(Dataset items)
= = =

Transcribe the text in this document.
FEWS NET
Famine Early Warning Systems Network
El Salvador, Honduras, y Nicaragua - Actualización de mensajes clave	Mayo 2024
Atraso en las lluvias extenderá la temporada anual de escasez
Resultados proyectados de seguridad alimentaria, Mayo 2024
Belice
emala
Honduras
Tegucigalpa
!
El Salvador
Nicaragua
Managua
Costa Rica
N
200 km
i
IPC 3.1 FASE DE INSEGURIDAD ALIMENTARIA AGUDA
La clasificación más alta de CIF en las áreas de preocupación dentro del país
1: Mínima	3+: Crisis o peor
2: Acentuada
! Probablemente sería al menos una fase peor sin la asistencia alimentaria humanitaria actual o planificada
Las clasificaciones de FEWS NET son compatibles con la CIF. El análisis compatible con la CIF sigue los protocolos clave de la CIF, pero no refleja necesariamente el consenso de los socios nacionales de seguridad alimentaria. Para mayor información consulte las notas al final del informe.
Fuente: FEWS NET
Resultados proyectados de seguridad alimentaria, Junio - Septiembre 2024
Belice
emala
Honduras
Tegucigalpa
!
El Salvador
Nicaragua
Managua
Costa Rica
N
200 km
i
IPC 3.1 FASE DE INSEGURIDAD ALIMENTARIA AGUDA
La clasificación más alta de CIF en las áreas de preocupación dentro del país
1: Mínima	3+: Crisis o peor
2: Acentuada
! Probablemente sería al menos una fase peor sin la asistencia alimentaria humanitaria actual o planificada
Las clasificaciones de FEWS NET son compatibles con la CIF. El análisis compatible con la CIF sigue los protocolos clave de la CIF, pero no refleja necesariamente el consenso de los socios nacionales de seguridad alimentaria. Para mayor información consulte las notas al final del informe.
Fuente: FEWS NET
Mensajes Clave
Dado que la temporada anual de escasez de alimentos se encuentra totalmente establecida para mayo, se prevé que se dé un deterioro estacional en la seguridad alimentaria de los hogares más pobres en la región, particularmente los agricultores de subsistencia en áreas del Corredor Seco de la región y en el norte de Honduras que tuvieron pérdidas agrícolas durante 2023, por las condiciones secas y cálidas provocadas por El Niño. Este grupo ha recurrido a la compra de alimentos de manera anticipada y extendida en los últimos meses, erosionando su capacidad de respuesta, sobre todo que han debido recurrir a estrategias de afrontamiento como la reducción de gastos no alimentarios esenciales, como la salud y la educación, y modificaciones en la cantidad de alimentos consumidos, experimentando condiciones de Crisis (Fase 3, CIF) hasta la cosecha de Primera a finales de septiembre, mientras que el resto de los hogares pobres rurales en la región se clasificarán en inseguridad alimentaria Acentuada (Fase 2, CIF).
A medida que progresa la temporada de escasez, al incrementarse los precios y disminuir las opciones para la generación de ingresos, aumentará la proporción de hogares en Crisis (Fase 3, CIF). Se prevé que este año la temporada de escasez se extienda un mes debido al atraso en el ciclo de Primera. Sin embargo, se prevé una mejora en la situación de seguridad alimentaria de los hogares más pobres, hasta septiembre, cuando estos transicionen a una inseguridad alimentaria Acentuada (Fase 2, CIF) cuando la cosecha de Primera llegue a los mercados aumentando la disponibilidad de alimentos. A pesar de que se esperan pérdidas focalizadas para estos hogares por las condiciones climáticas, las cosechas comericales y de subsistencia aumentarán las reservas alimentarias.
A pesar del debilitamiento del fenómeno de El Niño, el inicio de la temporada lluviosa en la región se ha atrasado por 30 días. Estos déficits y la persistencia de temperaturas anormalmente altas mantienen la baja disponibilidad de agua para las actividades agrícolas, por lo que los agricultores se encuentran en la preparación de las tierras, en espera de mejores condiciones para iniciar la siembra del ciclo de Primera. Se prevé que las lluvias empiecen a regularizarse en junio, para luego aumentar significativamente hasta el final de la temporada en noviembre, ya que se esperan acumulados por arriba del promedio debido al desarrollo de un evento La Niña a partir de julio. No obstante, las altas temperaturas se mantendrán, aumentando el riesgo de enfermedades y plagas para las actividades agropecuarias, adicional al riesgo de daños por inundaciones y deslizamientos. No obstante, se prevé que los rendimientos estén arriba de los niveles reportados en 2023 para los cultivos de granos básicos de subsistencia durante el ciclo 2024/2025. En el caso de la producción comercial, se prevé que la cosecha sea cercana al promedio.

= = =

Task to carry out:
How many lines of the entries above hold the string "proyectados"? Reply with the number alone.

Written answer:
2